>> START Entries supplied
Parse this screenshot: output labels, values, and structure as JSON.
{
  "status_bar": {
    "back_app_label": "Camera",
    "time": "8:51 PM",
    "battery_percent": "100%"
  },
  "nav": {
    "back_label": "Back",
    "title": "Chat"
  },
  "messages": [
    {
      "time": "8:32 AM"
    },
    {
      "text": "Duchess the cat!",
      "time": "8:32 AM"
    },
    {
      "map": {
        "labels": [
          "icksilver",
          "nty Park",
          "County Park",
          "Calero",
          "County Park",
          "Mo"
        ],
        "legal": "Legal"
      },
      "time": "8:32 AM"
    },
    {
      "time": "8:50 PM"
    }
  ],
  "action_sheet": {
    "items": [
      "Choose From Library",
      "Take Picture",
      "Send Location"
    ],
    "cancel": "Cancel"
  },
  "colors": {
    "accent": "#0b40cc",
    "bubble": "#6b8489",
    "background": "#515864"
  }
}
>> END Entries supplied
>> START Entries supplied
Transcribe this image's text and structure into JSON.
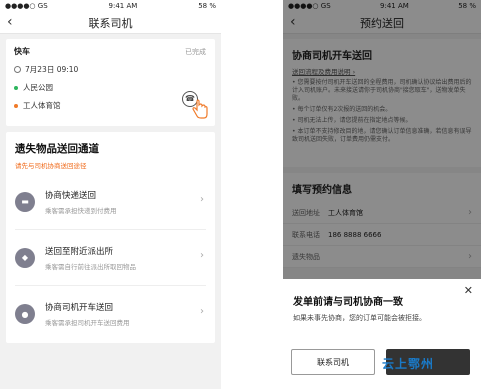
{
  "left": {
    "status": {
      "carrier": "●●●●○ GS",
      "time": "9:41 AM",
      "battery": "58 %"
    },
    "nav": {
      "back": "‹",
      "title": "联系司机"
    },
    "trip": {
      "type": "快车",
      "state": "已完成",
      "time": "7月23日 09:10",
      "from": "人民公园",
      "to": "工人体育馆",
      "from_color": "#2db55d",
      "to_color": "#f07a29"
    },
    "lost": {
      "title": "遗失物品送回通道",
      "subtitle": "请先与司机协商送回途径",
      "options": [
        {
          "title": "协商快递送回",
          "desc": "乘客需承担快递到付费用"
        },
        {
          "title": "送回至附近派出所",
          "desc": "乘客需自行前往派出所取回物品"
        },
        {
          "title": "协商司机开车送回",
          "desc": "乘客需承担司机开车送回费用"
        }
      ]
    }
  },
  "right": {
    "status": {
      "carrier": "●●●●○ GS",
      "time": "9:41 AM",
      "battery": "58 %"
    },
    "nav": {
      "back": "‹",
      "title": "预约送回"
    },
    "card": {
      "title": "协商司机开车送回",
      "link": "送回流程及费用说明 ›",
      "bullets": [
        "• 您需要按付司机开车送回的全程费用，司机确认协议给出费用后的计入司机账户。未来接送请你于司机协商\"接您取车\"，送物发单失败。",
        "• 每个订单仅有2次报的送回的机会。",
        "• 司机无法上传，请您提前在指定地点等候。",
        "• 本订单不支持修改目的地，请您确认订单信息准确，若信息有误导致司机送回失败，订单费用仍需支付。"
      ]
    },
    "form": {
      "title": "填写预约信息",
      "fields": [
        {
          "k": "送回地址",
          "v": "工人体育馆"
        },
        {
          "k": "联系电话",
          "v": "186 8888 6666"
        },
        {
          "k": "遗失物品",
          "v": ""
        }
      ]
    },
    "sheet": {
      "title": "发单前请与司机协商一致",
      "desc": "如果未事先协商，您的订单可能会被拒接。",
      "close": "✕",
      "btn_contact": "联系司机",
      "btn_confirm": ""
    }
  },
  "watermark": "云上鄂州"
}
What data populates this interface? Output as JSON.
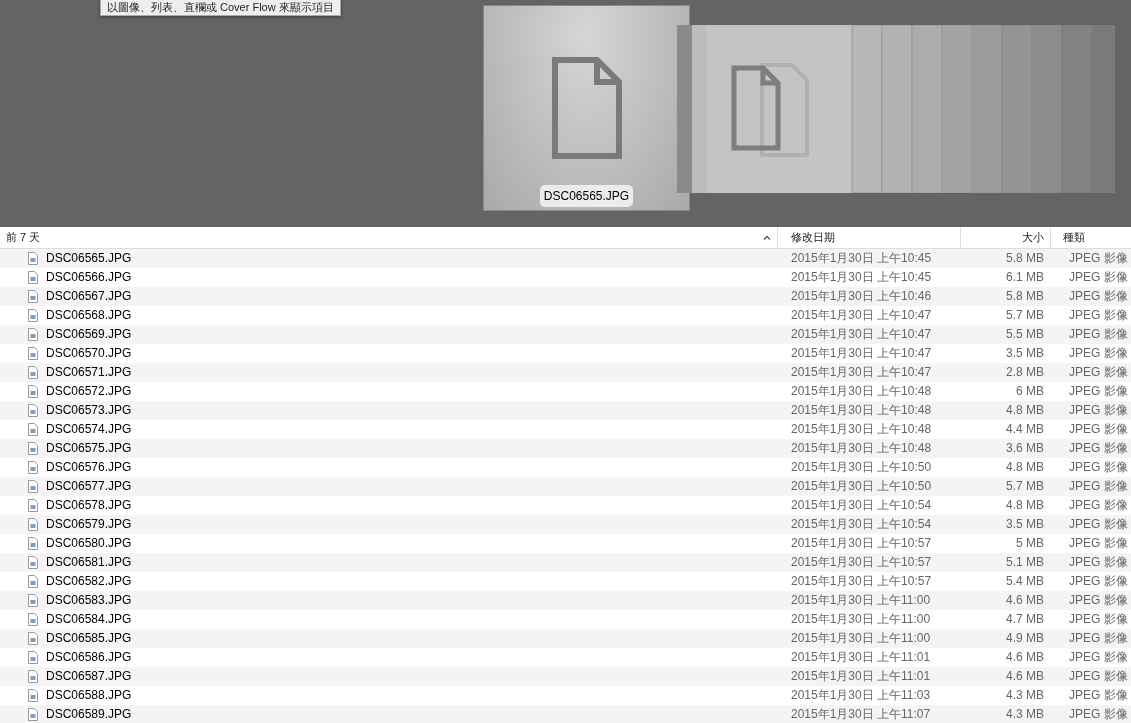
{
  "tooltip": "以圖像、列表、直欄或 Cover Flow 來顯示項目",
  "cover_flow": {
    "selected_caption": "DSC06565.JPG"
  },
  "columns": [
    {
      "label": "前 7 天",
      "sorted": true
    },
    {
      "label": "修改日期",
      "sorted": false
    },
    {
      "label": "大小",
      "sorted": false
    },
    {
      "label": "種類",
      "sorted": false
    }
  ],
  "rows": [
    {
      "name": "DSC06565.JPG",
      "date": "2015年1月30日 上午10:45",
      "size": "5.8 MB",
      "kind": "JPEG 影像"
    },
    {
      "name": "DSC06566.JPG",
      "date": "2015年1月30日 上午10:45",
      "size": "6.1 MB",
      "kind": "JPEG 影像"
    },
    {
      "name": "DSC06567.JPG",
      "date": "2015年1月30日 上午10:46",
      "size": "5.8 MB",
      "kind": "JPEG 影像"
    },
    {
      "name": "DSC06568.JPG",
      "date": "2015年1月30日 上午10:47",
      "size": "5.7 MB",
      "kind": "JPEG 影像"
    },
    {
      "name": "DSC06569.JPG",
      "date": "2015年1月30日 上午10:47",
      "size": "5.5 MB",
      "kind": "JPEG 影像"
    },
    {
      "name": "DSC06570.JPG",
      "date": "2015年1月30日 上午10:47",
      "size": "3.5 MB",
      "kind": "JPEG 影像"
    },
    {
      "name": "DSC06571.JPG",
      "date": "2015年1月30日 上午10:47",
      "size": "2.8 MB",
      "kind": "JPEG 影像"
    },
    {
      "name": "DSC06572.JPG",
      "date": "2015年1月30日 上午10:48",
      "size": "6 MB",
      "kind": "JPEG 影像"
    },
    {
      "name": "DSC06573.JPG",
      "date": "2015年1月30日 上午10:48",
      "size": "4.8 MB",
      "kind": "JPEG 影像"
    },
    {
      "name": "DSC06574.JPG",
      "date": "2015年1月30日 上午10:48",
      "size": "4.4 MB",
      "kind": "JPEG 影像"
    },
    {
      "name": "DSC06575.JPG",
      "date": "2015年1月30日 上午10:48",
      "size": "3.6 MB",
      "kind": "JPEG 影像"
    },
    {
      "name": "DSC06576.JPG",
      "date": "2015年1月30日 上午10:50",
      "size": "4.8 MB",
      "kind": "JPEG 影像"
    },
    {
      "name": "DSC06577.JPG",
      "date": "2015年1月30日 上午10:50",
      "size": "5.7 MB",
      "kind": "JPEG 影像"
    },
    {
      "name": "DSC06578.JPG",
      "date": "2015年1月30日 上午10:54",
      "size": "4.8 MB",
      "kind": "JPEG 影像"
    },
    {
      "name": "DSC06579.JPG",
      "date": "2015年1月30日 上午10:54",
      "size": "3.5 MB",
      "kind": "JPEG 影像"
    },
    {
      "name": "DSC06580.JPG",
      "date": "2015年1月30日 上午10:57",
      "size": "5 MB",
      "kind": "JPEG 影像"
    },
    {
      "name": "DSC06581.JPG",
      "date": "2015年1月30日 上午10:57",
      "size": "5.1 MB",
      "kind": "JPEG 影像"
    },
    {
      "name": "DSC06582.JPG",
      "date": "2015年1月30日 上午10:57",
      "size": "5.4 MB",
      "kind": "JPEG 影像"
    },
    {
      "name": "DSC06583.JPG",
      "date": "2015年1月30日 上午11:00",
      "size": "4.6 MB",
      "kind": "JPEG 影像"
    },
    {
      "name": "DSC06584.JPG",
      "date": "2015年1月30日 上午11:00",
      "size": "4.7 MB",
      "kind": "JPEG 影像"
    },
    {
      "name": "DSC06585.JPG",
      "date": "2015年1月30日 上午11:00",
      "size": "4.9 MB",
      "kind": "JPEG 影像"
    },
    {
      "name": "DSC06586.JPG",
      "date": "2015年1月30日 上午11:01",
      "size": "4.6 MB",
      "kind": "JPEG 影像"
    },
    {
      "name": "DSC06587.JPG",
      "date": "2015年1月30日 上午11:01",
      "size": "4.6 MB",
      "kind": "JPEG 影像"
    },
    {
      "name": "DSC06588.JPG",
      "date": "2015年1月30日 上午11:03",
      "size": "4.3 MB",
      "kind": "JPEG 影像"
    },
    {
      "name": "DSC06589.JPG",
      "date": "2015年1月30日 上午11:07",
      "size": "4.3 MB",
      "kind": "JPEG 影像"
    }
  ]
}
>> END Entries supplied
* [What the exercise asks]:
Take every line above carrying "desc" and return it.

* [Output]:
          "desc": "乘客需承担快递到付费用"
          "desc": "乘客需自行前往派出所取回物品"
          "desc": "乘客需承担司机开车送回费用"
      "desc": "如果未事先协商，您的订单可能会被拒接。",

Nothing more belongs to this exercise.